_What this task involves_
Leaving out every picture, quote the data below exactly as it appears.

■ ■ ■ ■

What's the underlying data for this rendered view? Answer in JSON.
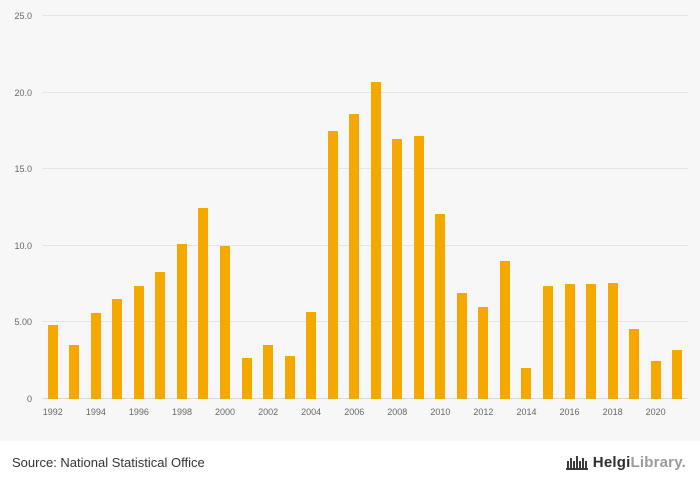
{
  "chart_data": {
    "type": "bar",
    "categories": [
      "1992",
      "1993",
      "1994",
      "1995",
      "1996",
      "1997",
      "1998",
      "1999",
      "2000",
      "2001",
      "2002",
      "2003",
      "2004",
      "2005",
      "2006",
      "2007",
      "2008",
      "2009",
      "2010",
      "2011",
      "2012",
      "2013",
      "2014",
      "2015",
      "2016",
      "2017",
      "2018",
      "2019",
      "2020",
      "2021"
    ],
    "values": [
      4.8,
      3.5,
      5.6,
      6.5,
      7.4,
      8.3,
      10.1,
      12.5,
      10.0,
      2.7,
      3.5,
      2.8,
      5.7,
      17.5,
      18.6,
      20.7,
      17.0,
      17.2,
      12.1,
      6.9,
      6.0,
      9.0,
      2.0,
      7.4,
      7.5,
      7.5,
      7.6,
      4.6,
      2.5,
      3.2
    ],
    "title": "",
    "xlabel": "",
    "ylabel": "",
    "ylim": [
      0,
      25
    ],
    "ytick_values": [
      0,
      5,
      10,
      15,
      20,
      25
    ],
    "ytick_labels": [
      "0",
      "5.00",
      "10.0",
      "15.0",
      "20.0",
      "25.0"
    ],
    "xtick_labels_shown": [
      "1992",
      "1994",
      "1996",
      "1998",
      "2000",
      "2002",
      "2004",
      "2006",
      "2008",
      "2010",
      "2012",
      "2014",
      "2016",
      "2018",
      "2020"
    ],
    "bar_color": "#F5A800",
    "background_color": "#f7f7f7",
    "grid": true,
    "legend_position": "none"
  },
  "footer": {
    "source": "Source: National Statistical Office",
    "logo_primary": "Helgi",
    "logo_secondary": "Library."
  }
}
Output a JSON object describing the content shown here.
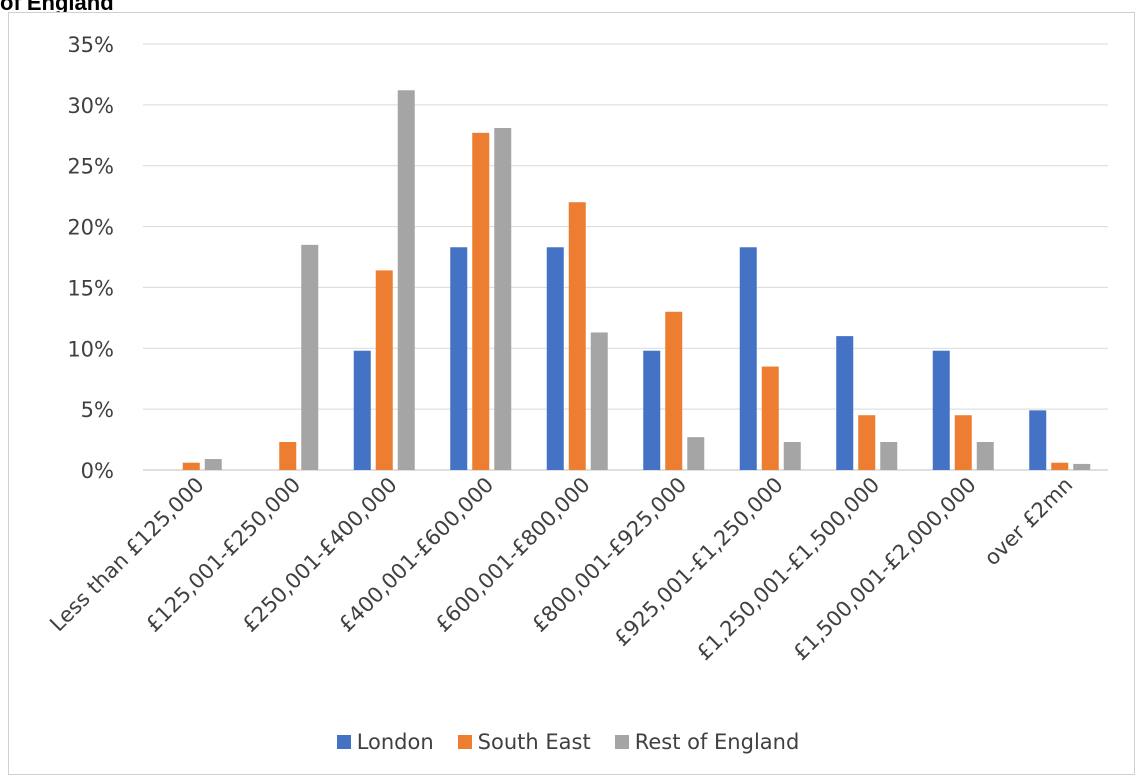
{
  "chart_data": {
    "type": "bar",
    "title": "of England",
    "categories": [
      "Less than £125,000",
      "£125,001-£250,000",
      "£250,001-£400,000",
      "£400,001-£600,000",
      "£600,001-£800,000",
      "£800,001-£925,000",
      "£925,001-£1,250,000",
      "£1,250,001-£1,500,000",
      "£1,500,001-£2,000,000",
      "over £2mn"
    ],
    "series": [
      {
        "name": "London",
        "color": "#4472c4",
        "values": [
          0,
          0,
          9.8,
          18.3,
          18.3,
          9.8,
          18.3,
          11.0,
          9.8,
          4.9
        ]
      },
      {
        "name": "South East",
        "color": "#ed7d31",
        "values": [
          0.6,
          2.3,
          16.4,
          27.7,
          22.0,
          13.0,
          8.5,
          4.5,
          4.5,
          0.6
        ]
      },
      {
        "name": "Rest of England",
        "color": "#a5a5a5",
        "values": [
          0.9,
          18.5,
          31.2,
          28.1,
          11.3,
          2.7,
          2.3,
          2.3,
          2.3,
          0.5
        ]
      }
    ],
    "y_ticks": [
      "0%",
      "5%",
      "10%",
      "15%",
      "20%",
      "25%",
      "30%",
      "35%"
    ],
    "ylim": [
      0,
      35
    ],
    "grid": true,
    "legend_position": "bottom"
  }
}
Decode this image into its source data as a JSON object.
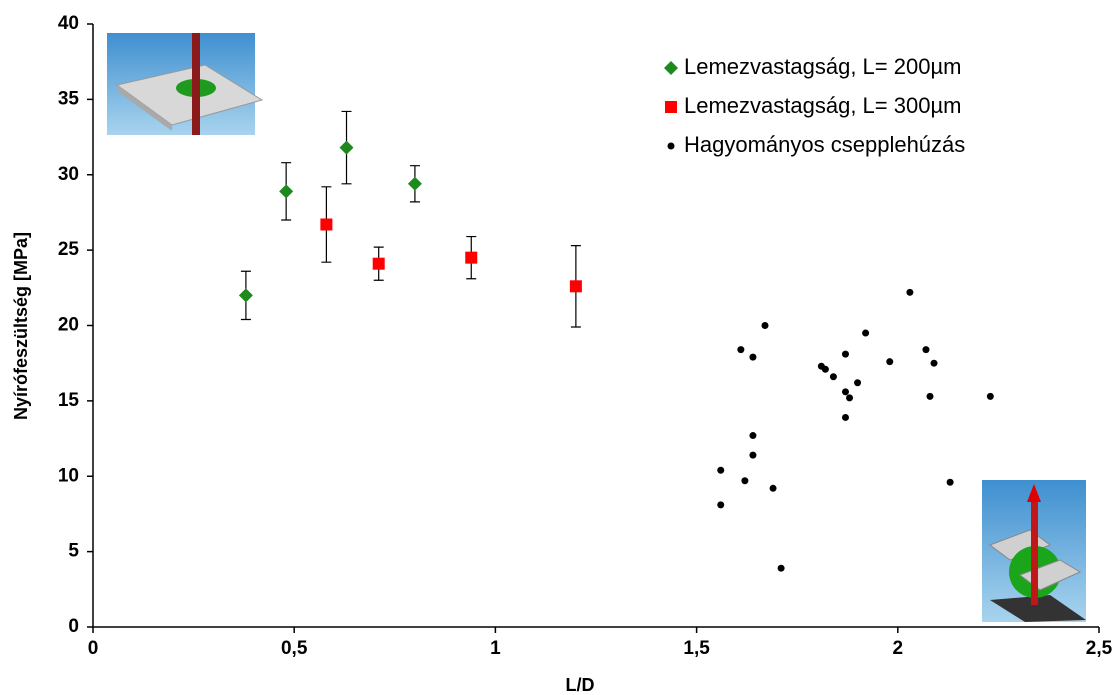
{
  "chart_data": {
    "type": "scatter",
    "xlabel": "L/D",
    "ylabel": "Nyírófeszültség  [MPa]",
    "xlim": [
      0,
      2.5
    ],
    "ylim": [
      0,
      40
    ],
    "xticks": [
      0,
      {
        "value": 0.5,
        "label": "0,5"
      },
      1,
      {
        "value": 1.5,
        "label": "1,5"
      },
      2,
      {
        "value": 2.5,
        "label": "2,5"
      }
    ],
    "yticks": [
      0,
      5,
      10,
      15,
      20,
      25,
      30,
      35,
      40
    ],
    "legend": "top-right",
    "series": [
      {
        "name": "Lemezvastagság, L= 200µm",
        "color": "#1e8a1e",
        "marker": "diamond",
        "x": [
          0.38,
          0.48,
          0.63,
          0.8
        ],
        "values": [
          22.0,
          28.9,
          31.8,
          29.4
        ],
        "errors": [
          1.6,
          1.9,
          2.4,
          1.2
        ]
      },
      {
        "name": "Lemezvastagság, L= 300µm",
        "color": "#ff0000",
        "marker": "square",
        "x": [
          0.58,
          0.71,
          0.94,
          1.2
        ],
        "values": [
          26.7,
          24.1,
          24.5,
          22.6
        ],
        "errors": [
          2.5,
          1.1,
          1.4,
          2.7
        ]
      },
      {
        "name": "Hagyományos csepplehúzás",
        "color": "#000000",
        "marker": "circle",
        "x": [
          1.61,
          1.64,
          1.67,
          1.56,
          1.56,
          1.62,
          1.64,
          1.64,
          1.69,
          1.71,
          1.81,
          1.82,
          1.84,
          1.87,
          1.87,
          1.87,
          1.88,
          1.9,
          1.92,
          1.98,
          2.03,
          2.07,
          2.09,
          2.08,
          2.13,
          2.23
        ],
        "values": [
          18.4,
          17.9,
          20.0,
          10.4,
          8.1,
          9.7,
          12.7,
          11.4,
          9.2,
          3.9,
          17.3,
          17.1,
          16.6,
          18.1,
          13.9,
          15.6,
          15.2,
          16.2,
          19.5,
          17.6,
          22.2,
          18.4,
          17.5,
          15.3,
          9.6,
          15.3
        ]
      }
    ]
  }
}
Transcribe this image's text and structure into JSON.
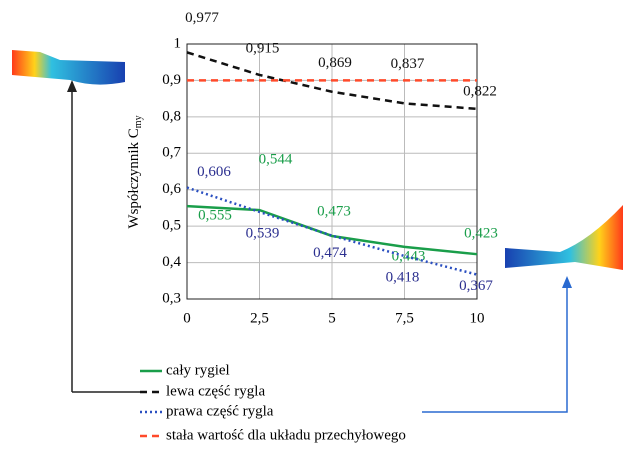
{
  "chart_data": {
    "type": "line",
    "y_label": {
      "text": "Współczynnik C",
      "subscript": "my"
    },
    "x": [
      0,
      2.5,
      5,
      7.5,
      10
    ],
    "xlim": [
      0,
      10
    ],
    "xticks": [
      0,
      {
        "value": 2.5,
        "label": "2,5"
      },
      5,
      {
        "value": 7.5,
        "label": "7,5"
      },
      10
    ],
    "ylim": [
      0.3,
      1
    ],
    "yticks": [
      {
        "value": 0.3,
        "label": "0,3"
      },
      {
        "value": 0.4,
        "label": "0,4"
      },
      {
        "value": 0.5,
        "label": "0,5"
      },
      {
        "value": 0.6,
        "label": "0,6"
      },
      {
        "value": 0.7,
        "label": "0,7"
      },
      {
        "value": 0.8,
        "label": "0,8"
      },
      {
        "value": 0.9,
        "label": "0,9"
      },
      1
    ],
    "grid": true,
    "series": [
      {
        "name": "cały rygiel",
        "color": "#1a9e4a",
        "style": "solid",
        "values": [
          0.555,
          0.544,
          0.473,
          0.443,
          0.423
        ],
        "value_labels": [
          "0,555",
          "0,544",
          "0,473",
          "0,443",
          "0,423"
        ]
      },
      {
        "name": "lewa część rygla",
        "color": "#111111",
        "style": "dashed",
        "values": [
          0.977,
          0.915,
          0.869,
          0.837,
          0.822
        ],
        "value_labels": [
          "0,977",
          "0,915",
          "0,869",
          "0,837",
          "0,822"
        ]
      },
      {
        "name": "prawa część rygla",
        "color": "#2a4fc0",
        "style": "dotted",
        "values": [
          0.606,
          0.539,
          0.474,
          0.418,
          0.367
        ],
        "value_labels": [
          "0,606",
          "0,539",
          "0,474",
          "0,418",
          "0,367"
        ]
      },
      {
        "name": "stała wartość dla układu przechyłowego",
        "color": "#ff4a2a",
        "style": "dashed",
        "values": [
          0.9,
          0.9,
          0.9,
          0.9,
          0.9
        ]
      }
    ]
  }
}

■ ■ ■ ■

_In response_
What's the underlying data for this rendered view? Answer in JSON.
{
  "chart_data": {
    "type": "bar",
    "categories": [
      "1992",
      "1993",
      "1994",
      "1995",
      "1996",
      "1997",
      "1998",
      "1999",
      "2000",
      "2001",
      "2002",
      "2003",
      "2004",
      "2005",
      "2006",
      "2007",
      "2008",
      "2009",
      "2010",
      "2011",
      "2012",
      "2013",
      "2014",
      "2015",
      "2016",
      "2017",
      "2018",
      "2019",
      "2020",
      "2021"
    ],
    "values": [
      4.8,
      3.5,
      5.6,
      6.5,
      7.4,
      8.3,
      10.1,
      12.5,
      10.0,
      2.7,
      3.5,
      2.8,
      5.7,
      17.5,
      18.6,
      20.7,
      17.0,
      17.2,
      12.1,
      6.9,
      6.0,
      9.0,
      2.0,
      7.4,
      7.5,
      7.5,
      7.6,
      4.6,
      2.5,
      3.2
    ],
    "title": "",
    "xlabel": "",
    "ylabel": "",
    "ylim": [
      0,
      25
    ],
    "ytick_values": [
      0,
      5,
      10,
      15,
      20,
      25
    ],
    "ytick_labels": [
      "0",
      "5.00",
      "10.0",
      "15.0",
      "20.0",
      "25.0"
    ],
    "xtick_labels_shown": [
      "1992",
      "1994",
      "1996",
      "1998",
      "2000",
      "2002",
      "2004",
      "2006",
      "2008",
      "2010",
      "2012",
      "2014",
      "2016",
      "2018",
      "2020"
    ],
    "bar_color": "#F5A800",
    "background_color": "#f7f7f7",
    "grid": true,
    "legend_position": "none"
  },
  "footer": {
    "source": "Source: National Statistical Office",
    "logo_primary": "Helgi",
    "logo_secondary": "Library."
  }
}
Output a JSON object describing the content shown here.
{
  "chart_data": {
    "type": "bar",
    "title": "of England",
    "categories": [
      "Less than £125,000",
      "£125,001-£250,000",
      "£250,001-£400,000",
      "£400,001-£600,000",
      "£600,001-£800,000",
      "£800,001-£925,000",
      "£925,001-£1,250,000",
      "£1,250,001-£1,500,000",
      "£1,500,001-£2,000,000",
      "over £2mn"
    ],
    "series": [
      {
        "name": "London",
        "color": "#4472c4",
        "values": [
          0,
          0,
          9.8,
          18.3,
          18.3,
          9.8,
          18.3,
          11.0,
          9.8,
          4.9
        ]
      },
      {
        "name": "South East",
        "color": "#ed7d31",
        "values": [
          0.6,
          2.3,
          16.4,
          27.7,
          22.0,
          13.0,
          8.5,
          4.5,
          4.5,
          0.6
        ]
      },
      {
        "name": "Rest of England",
        "color": "#a5a5a5",
        "values": [
          0.9,
          18.5,
          31.2,
          28.1,
          11.3,
          2.7,
          2.3,
          2.3,
          2.3,
          0.5
        ]
      }
    ],
    "y_ticks": [
      "0%",
      "5%",
      "10%",
      "15%",
      "20%",
      "25%",
      "30%",
      "35%"
    ],
    "ylim": [
      0,
      35
    ],
    "grid": true,
    "legend_position": "bottom"
  }
}
Decode this image into its source data as a JSON object.
{
  "chart_data": {
    "type": "scatter",
    "xlabel": "L/D",
    "ylabel": "Nyírófeszültség  [MPa]",
    "xlim": [
      0,
      2.5
    ],
    "ylim": [
      0,
      40
    ],
    "xticks": [
      0,
      {
        "value": 0.5,
        "label": "0,5"
      },
      1,
      {
        "value": 1.5,
        "label": "1,5"
      },
      2,
      {
        "value": 2.5,
        "label": "2,5"
      }
    ],
    "yticks": [
      0,
      5,
      10,
      15,
      20,
      25,
      30,
      35,
      40
    ],
    "legend": "top-right",
    "series": [
      {
        "name": "Lemezvastagság, L= 200µm",
        "color": "#1e8a1e",
        "marker": "diamond",
        "x": [
          0.38,
          0.48,
          0.63,
          0.8
        ],
        "values": [
          22.0,
          28.9,
          31.8,
          29.4
        ],
        "errors": [
          1.6,
          1.9,
          2.4,
          1.2
        ]
      },
      {
        "name": "Lemezvastagság, L= 300µm",
        "color": "#ff0000",
        "marker": "square",
        "x": [
          0.58,
          0.71,
          0.94,
          1.2
        ],
        "values": [
          26.7,
          24.1,
          24.5,
          22.6
        ],
        "errors": [
          2.5,
          1.1,
          1.4,
          2.7
        ]
      },
      {
        "name": "Hagyományos csepplehúzás",
        "color": "#000000",
        "marker": "circle",
        "x": [
          1.61,
          1.64,
          1.67,
          1.56,
          1.56,
          1.62,
          1.64,
          1.64,
          1.69,
          1.71,
          1.81,
          1.82,
          1.84,
          1.87,
          1.87,
          1.87,
          1.88,
          1.9,
          1.92,
          1.98,
          2.03,
          2.07,
          2.09,
          2.08,
          2.13,
          2.23
        ],
        "values": [
          18.4,
          17.9,
          20.0,
          10.4,
          8.1,
          9.7,
          12.7,
          11.4,
          9.2,
          3.9,
          17.3,
          17.1,
          16.6,
          18.1,
          13.9,
          15.6,
          15.2,
          16.2,
          19.5,
          17.6,
          22.2,
          18.4,
          17.5,
          15.3,
          9.6,
          15.3
        ]
      }
    ]
  }
}
Transcribe this image's text and structure into JSON.
{
  "chart_data": {
    "type": "line",
    "y_label": {
      "text": "Współczynnik C",
      "subscript": "my"
    },
    "x": [
      0,
      2.5,
      5,
      7.5,
      10
    ],
    "xlim": [
      0,
      10
    ],
    "xticks": [
      0,
      {
        "value": 2.5,
        "label": "2,5"
      },
      5,
      {
        "value": 7.5,
        "label": "7,5"
      },
      10
    ],
    "ylim": [
      0.3,
      1
    ],
    "yticks": [
      {
        "value": 0.3,
        "label": "0,3"
      },
      {
        "value": 0.4,
        "label": "0,4"
      },
      {
        "value": 0.5,
        "label": "0,5"
      },
      {
        "value": 0.6,
        "label": "0,6"
      },
      {
        "value": 0.7,
        "label": "0,7"
      },
      {
        "value": 0.8,
        "label": "0,8"
      },
      {
        "value": 0.9,
        "label": "0,9"
      },
      1
    ],
    "grid": true,
    "series": [
      {
        "name": "cały rygiel",
        "color": "#1a9e4a",
        "style": "solid",
        "values": [
          0.555,
          0.544,
          0.473,
          0.443,
          0.423
        ],
        "value_labels": [
          "0,555",
          "0,544",
          "0,473",
          "0,443",
          "0,423"
        ]
      },
      {
        "name": "lewa część rygla",
        "color": "#111111",
        "style": "dashed",
        "values": [
          0.977,
          0.915,
          0.869,
          0.837,
          0.822
        ],
        "value_labels": [
          "0,977",
          "0,915",
          "0,869",
          "0,837",
          "0,822"
        ]
      },
      {
        "name": "prawa część rygla",
        "color": "#2a4fc0",
        "style": "dotted",
        "values": [
          0.606,
          0.539,
          0.474,
          0.418,
          0.367
        ],
        "value_labels": [
          "0,606",
          "0,539",
          "0,474",
          "0,418",
          "0,367"
        ]
      },
      {
        "name": "stała wartość dla układu przechyłowego",
        "color": "#ff4a2a",
        "style": "dashed",
        "values": [
          0.9,
          0.9,
          0.9,
          0.9,
          0.9
        ]
      }
    ]
  }
}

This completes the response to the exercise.